Set each entry down verbatim, omitting images.

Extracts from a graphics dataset
━━━━━━━━━━━━━━━━━━━━

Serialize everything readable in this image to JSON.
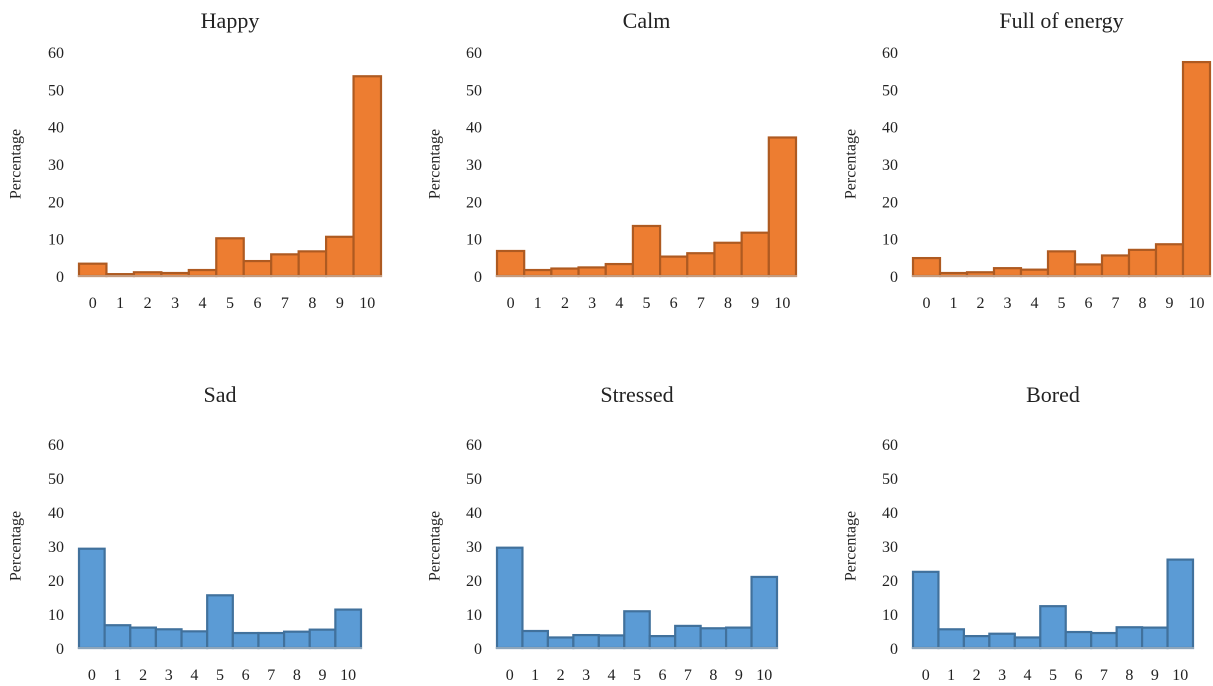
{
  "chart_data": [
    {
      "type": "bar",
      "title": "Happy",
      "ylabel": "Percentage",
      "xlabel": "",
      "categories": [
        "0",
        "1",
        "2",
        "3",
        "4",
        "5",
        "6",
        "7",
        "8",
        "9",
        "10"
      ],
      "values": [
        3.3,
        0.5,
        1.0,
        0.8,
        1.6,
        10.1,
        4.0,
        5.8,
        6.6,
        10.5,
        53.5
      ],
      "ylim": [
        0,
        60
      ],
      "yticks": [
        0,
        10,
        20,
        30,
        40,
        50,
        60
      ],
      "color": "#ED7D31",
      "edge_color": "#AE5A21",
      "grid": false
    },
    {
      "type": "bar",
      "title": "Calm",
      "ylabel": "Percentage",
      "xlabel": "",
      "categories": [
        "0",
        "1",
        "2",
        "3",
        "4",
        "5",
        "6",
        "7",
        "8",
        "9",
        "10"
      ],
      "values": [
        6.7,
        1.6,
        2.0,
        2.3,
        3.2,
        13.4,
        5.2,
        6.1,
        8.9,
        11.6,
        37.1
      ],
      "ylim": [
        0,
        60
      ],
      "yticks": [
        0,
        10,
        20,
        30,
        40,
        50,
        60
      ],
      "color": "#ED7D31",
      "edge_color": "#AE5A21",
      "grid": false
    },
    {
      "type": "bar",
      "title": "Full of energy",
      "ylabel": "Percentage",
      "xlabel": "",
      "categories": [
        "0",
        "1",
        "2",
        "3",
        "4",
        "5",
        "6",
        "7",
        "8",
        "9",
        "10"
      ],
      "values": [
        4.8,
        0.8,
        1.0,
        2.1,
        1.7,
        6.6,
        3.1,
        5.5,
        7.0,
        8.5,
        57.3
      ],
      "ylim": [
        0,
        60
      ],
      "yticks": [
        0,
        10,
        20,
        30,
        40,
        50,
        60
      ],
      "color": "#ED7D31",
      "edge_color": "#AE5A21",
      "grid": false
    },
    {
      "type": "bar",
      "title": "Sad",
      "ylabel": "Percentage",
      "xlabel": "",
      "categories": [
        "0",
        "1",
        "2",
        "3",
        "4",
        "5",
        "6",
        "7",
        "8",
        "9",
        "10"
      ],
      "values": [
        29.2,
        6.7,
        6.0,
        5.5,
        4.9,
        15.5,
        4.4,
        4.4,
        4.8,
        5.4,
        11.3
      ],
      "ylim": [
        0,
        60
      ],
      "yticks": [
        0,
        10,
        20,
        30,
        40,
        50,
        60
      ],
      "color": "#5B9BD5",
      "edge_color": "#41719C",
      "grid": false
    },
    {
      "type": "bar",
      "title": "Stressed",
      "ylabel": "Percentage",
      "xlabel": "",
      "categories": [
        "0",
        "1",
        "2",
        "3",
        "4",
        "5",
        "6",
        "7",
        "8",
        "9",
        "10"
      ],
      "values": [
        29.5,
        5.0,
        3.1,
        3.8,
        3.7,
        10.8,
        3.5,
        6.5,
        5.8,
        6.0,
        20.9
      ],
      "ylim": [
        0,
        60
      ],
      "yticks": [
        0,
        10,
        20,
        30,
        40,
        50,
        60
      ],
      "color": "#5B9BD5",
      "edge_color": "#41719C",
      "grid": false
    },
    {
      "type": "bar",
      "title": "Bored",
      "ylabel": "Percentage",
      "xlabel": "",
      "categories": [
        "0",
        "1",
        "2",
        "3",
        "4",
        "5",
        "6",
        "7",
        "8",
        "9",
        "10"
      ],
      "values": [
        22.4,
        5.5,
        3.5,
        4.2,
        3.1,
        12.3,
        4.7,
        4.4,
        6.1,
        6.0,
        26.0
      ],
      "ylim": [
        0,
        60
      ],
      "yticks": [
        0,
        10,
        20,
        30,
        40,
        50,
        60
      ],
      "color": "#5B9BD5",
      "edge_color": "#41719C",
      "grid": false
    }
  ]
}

━━━━━━━━━━━━━━━━━━━━

» **Written answer**:
Serialize everything readable in this image to JSON.
{
  "chart_data": [
    {
      "type": "bar",
      "title": "Happy",
      "ylabel": "Percentage",
      "xlabel": "",
      "categories": [
        "0",
        "1",
        "2",
        "3",
        "4",
        "5",
        "6",
        "7",
        "8",
        "9",
        "10"
      ],
      "values": [
        3.3,
        0.5,
        1.0,
        0.8,
        1.6,
        10.1,
        4.0,
        5.8,
        6.6,
        10.5,
        53.5
      ],
      "ylim": [
        0,
        60
      ],
      "yticks": [
        0,
        10,
        20,
        30,
        40,
        50,
        60
      ],
      "color": "#ED7D31",
      "edge_color": "#AE5A21",
      "grid": false
    },
    {
      "type": "bar",
      "title": "Calm",
      "ylabel": "Percentage",
      "xlabel": "",
      "categories": [
        "0",
        "1",
        "2",
        "3",
        "4",
        "5",
        "6",
        "7",
        "8",
        "9",
        "10"
      ],
      "values": [
        6.7,
        1.6,
        2.0,
        2.3,
        3.2,
        13.4,
        5.2,
        6.1,
        8.9,
        11.6,
        37.1
      ],
      "ylim": [
        0,
        60
      ],
      "yticks": [
        0,
        10,
        20,
        30,
        40,
        50,
        60
      ],
      "color": "#ED7D31",
      "edge_color": "#AE5A21",
      "grid": false
    },
    {
      "type": "bar",
      "title": "Full of energy",
      "ylabel": "Percentage",
      "xlabel": "",
      "categories": [
        "0",
        "1",
        "2",
        "3",
        "4",
        "5",
        "6",
        "7",
        "8",
        "9",
        "10"
      ],
      "values": [
        4.8,
        0.8,
        1.0,
        2.1,
        1.7,
        6.6,
        3.1,
        5.5,
        7.0,
        8.5,
        57.3
      ],
      "ylim": [
        0,
        60
      ],
      "yticks": [
        0,
        10,
        20,
        30,
        40,
        50,
        60
      ],
      "color": "#ED7D31",
      "edge_color": "#AE5A21",
      "grid": false
    },
    {
      "type": "bar",
      "title": "Sad",
      "ylabel": "Percentage",
      "xlabel": "",
      "categories": [
        "0",
        "1",
        "2",
        "3",
        "4",
        "5",
        "6",
        "7",
        "8",
        "9",
        "10"
      ],
      "values": [
        29.2,
        6.7,
        6.0,
        5.5,
        4.9,
        15.5,
        4.4,
        4.4,
        4.8,
        5.4,
        11.3
      ],
      "ylim": [
        0,
        60
      ],
      "yticks": [
        0,
        10,
        20,
        30,
        40,
        50,
        60
      ],
      "color": "#5B9BD5",
      "edge_color": "#41719C",
      "grid": false
    },
    {
      "type": "bar",
      "title": "Stressed",
      "ylabel": "Percentage",
      "xlabel": "",
      "categories": [
        "0",
        "1",
        "2",
        "3",
        "4",
        "5",
        "6",
        "7",
        "8",
        "9",
        "10"
      ],
      "values": [
        29.5,
        5.0,
        3.1,
        3.8,
        3.7,
        10.8,
        3.5,
        6.5,
        5.8,
        6.0,
        20.9
      ],
      "ylim": [
        0,
        60
      ],
      "yticks": [
        0,
        10,
        20,
        30,
        40,
        50,
        60
      ],
      "color": "#5B9BD5",
      "edge_color": "#41719C",
      "grid": false
    },
    {
      "type": "bar",
      "title": "Bored",
      "ylabel": "Percentage",
      "xlabel": "",
      "categories": [
        "0",
        "1",
        "2",
        "3",
        "4",
        "5",
        "6",
        "7",
        "8",
        "9",
        "10"
      ],
      "values": [
        22.4,
        5.5,
        3.5,
        4.2,
        3.1,
        12.3,
        4.7,
        4.4,
        6.1,
        6.0,
        26.0
      ],
      "ylim": [
        0,
        60
      ],
      "yticks": [
        0,
        10,
        20,
        30,
        40,
        50,
        60
      ],
      "color": "#5B9BD5",
      "edge_color": "#41719C",
      "grid": false
    }
  ]
}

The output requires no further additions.